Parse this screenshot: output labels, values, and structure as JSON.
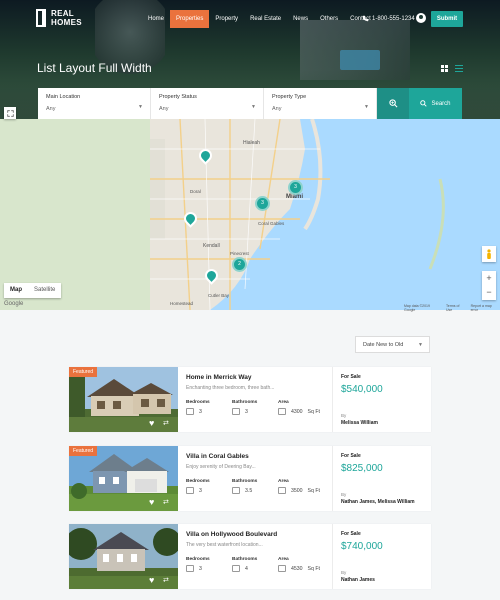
{
  "brand": {
    "name": "REAL HOMES"
  },
  "nav": {
    "items": [
      {
        "label": "Home",
        "active": false
      },
      {
        "label": "Properties",
        "active": true
      },
      {
        "label": "Property",
        "active": false
      },
      {
        "label": "Real Estate",
        "active": false
      },
      {
        "label": "News",
        "active": false
      },
      {
        "label": "Others",
        "active": false
      },
      {
        "label": "Contact",
        "active": false
      }
    ],
    "phone": "1-800-555-1234",
    "submit_label": "Submit"
  },
  "page_title": "List Layout Full Width",
  "search": {
    "fields": [
      {
        "label": "Main Location",
        "value": "Any"
      },
      {
        "label": "Property Status",
        "value": "Any"
      },
      {
        "label": "Property Type",
        "value": "Any"
      }
    ],
    "button_label": "Search"
  },
  "map": {
    "toggle": {
      "map": "Map",
      "satellite": "Satellite"
    },
    "logo": "Google",
    "attribution": [
      "Map data ©2019 Google",
      "Terms of Use",
      "Report a map error"
    ],
    "places": [
      "Hialeah",
      "Miami",
      "Kendall",
      "Coral Gables",
      "Pinecrest",
      "Doral",
      "Cutler Bay",
      "Homestead"
    ],
    "clusters": [
      "3",
      "3",
      "2"
    ]
  },
  "sort": {
    "label": "Date New to Old"
  },
  "listings": [
    {
      "featured": "Featured",
      "title": "Home in Merrick Way",
      "desc": "Enchanting three bedroom, three bath...",
      "bedrooms_label": "Bedrooms",
      "bedrooms": "3",
      "bathrooms_label": "Bathrooms",
      "bathrooms": "3",
      "area_label": "Area",
      "area": "4300",
      "area_unit": "Sq Ft",
      "status": "For Sale",
      "price": "$540,000",
      "by": "By",
      "agent": "Melissa William"
    },
    {
      "featured": "Featured",
      "title": "Villa in Coral Gables",
      "desc": "Enjoy serenity of Deering Bay...",
      "bedrooms_label": "Bedrooms",
      "bedrooms": "3",
      "bathrooms_label": "Bathrooms",
      "bathrooms": "3.5",
      "area_label": "Area",
      "area": "3500",
      "area_unit": "Sq Ft",
      "status": "For Sale",
      "price": "$825,000",
      "by": "By",
      "agent": "Nathan James, Melissa William"
    },
    {
      "featured": "",
      "title": "Villa on Hollywood Boulevard",
      "desc": "The very best waterfront location...",
      "bedrooms_label": "Bedrooms",
      "bedrooms": "3",
      "bathrooms_label": "Bathrooms",
      "bathrooms": "4",
      "area_label": "Area",
      "area": "4530",
      "area_unit": "Sq Ft",
      "status": "For Sale",
      "price": "$740,000",
      "by": "By",
      "agent": "Nathan James"
    }
  ],
  "colors": {
    "accent": "#1ea69a",
    "orange": "#ea723d"
  }
}
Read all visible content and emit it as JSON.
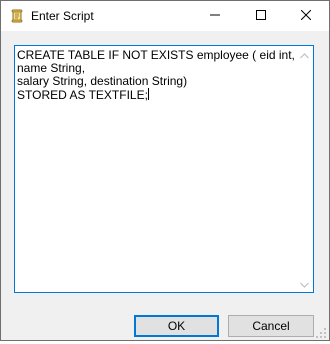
{
  "window": {
    "title": "Enter Script",
    "app_icon": "script-scroll-icon"
  },
  "caption_buttons": {
    "minimize_icon": "minimize-icon",
    "maximize_icon": "maximize-icon",
    "close_icon": "close-icon"
  },
  "editor": {
    "content": "CREATE TABLE IF NOT EXISTS employee ( eid int, name String,\nsalary String, destination String)\nSTORED AS TEXTFILE;",
    "scroll_up_icon": "scroll-up-arrow-icon",
    "scroll_down_icon": "scroll-down-arrow-icon"
  },
  "buttons": {
    "ok_label": "OK",
    "cancel_label": "Cancel"
  },
  "colors": {
    "focus_accent": "#0078d7",
    "dialog_bg": "#f0f0f0",
    "button_bg": "#e1e1e1"
  }
}
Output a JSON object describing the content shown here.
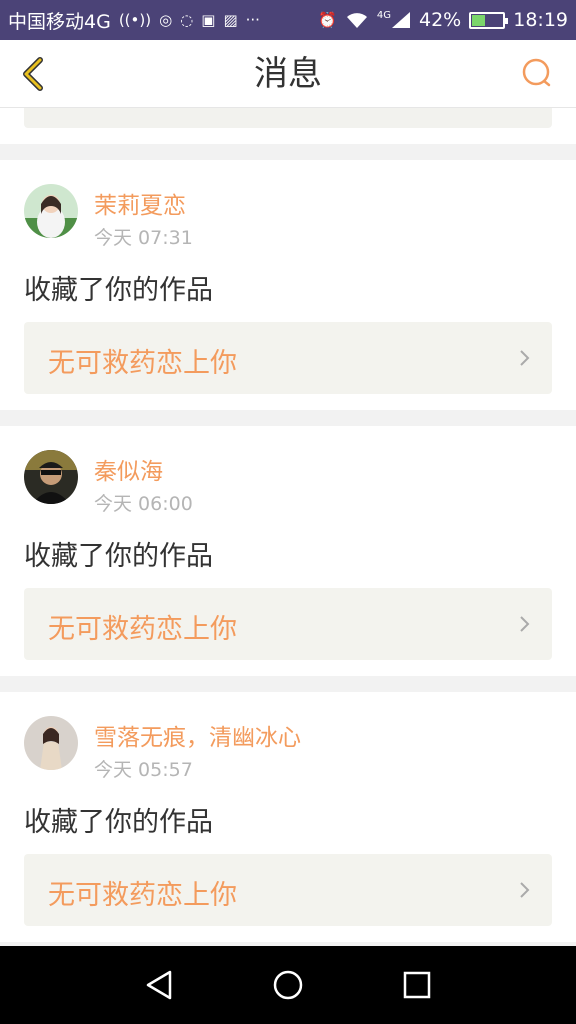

═══

▶ [Written exercise]: Without the pictures, copy the material exactly as given.

▶ [The completed task]:
Parse this screenshot: output labels, values, and structure as JSON.
{
  "brand": {
    "name": "REAL HOMES"
  },
  "nav": {
    "items": [
      {
        "label": "Home",
        "active": false
      },
      {
        "label": "Properties",
        "active": true
      },
      {
        "label": "Property",
        "active": false
      },
      {
        "label": "Real Estate",
        "active": false
      },
      {
        "label": "News",
        "active": false
      },
      {
        "label": "Others",
        "active": false
      },
      {
        "label": "Contact",
        "active": false
      }
    ],
    "phone": "1-800-555-1234",
    "submit_label": "Submit"
  },
  "page_title": "List Layout Full Width",
  "search": {
    "fields": [
      {
        "label": "Main Location",
        "value": "Any"
      },
      {
        "label": "Property Status",
        "value": "Any"
      },
      {
        "label": "Property Type",
        "value": "Any"
      }
    ],
    "button_label": "Search"
  },
  "map": {
    "toggle": {
      "map": "Map",
      "satellite": "Satellite"
    },
    "logo": "Google",
    "attribution": [
      "Map data ©2019 Google",
      "Terms of Use",
      "Report a map error"
    ],
    "places": [
      "Hialeah",
      "Miami",
      "Kendall",
      "Coral Gables",
      "Pinecrest",
      "Doral",
      "Cutler Bay",
      "Homestead"
    ],
    "clusters": [
      "3",
      "3",
      "2"
    ]
  },
  "sort": {
    "label": "Date New to Old"
  },
  "listings": [
    {
      "featured": "Featured",
      "title": "Home in Merrick Way",
      "desc": "Enchanting three bedroom, three bath...",
      "bedrooms_label": "Bedrooms",
      "bedrooms": "3",
      "bathrooms_label": "Bathrooms",
      "bathrooms": "3",
      "area_label": "Area",
      "area": "4300",
      "area_unit": "Sq Ft",
      "status": "For Sale",
      "price": "$540,000",
      "by": "By",
      "agent": "Melissa William"
    },
    {
      "featured": "Featured",
      "title": "Villa in Coral Gables",
      "desc": "Enjoy serenity of Deering Bay...",
      "bedrooms_label": "Bedrooms",
      "bedrooms": "3",
      "bathrooms_label": "Bathrooms",
      "bathrooms": "3.5",
      "area_label": "Area",
      "area": "3500",
      "area_unit": "Sq Ft",
      "status": "For Sale",
      "price": "$825,000",
      "by": "By",
      "agent": "Nathan James, Melissa William"
    },
    {
      "featured": "",
      "title": "Villa on Hollywood Boulevard",
      "desc": "The very best waterfront location...",
      "bedrooms_label": "Bedrooms",
      "bedrooms": "3",
      "bathrooms_label": "Bathrooms",
      "bathrooms": "4",
      "area_label": "Area",
      "area": "4530",
      "area_unit": "Sq Ft",
      "status": "For Sale",
      "price": "$740,000",
      "by": "By",
      "agent": "Nathan James"
    }
  ],
  "colors": {
    "accent": "#1ea69a",
    "orange": "#ea723d"
  }
}
Read all visible content and emit it as JSON.
{
  "window": {
    "title": "Enter Script",
    "app_icon": "script-scroll-icon"
  },
  "caption_buttons": {
    "minimize_icon": "minimize-icon",
    "maximize_icon": "maximize-icon",
    "close_icon": "close-icon"
  },
  "editor": {
    "content": "CREATE TABLE IF NOT EXISTS employee ( eid int, name String,\nsalary String, destination String)\nSTORED AS TEXTFILE;",
    "scroll_up_icon": "scroll-up-arrow-icon",
    "scroll_down_icon": "scroll-down-arrow-icon"
  },
  "buttons": {
    "ok_label": "OK",
    "cancel_label": "Cancel"
  },
  "colors": {
    "focus_accent": "#0078d7",
    "dialog_bg": "#f0f0f0",
    "button_bg": "#e1e1e1"
  }
}
Output a JSON object describing the content shown here.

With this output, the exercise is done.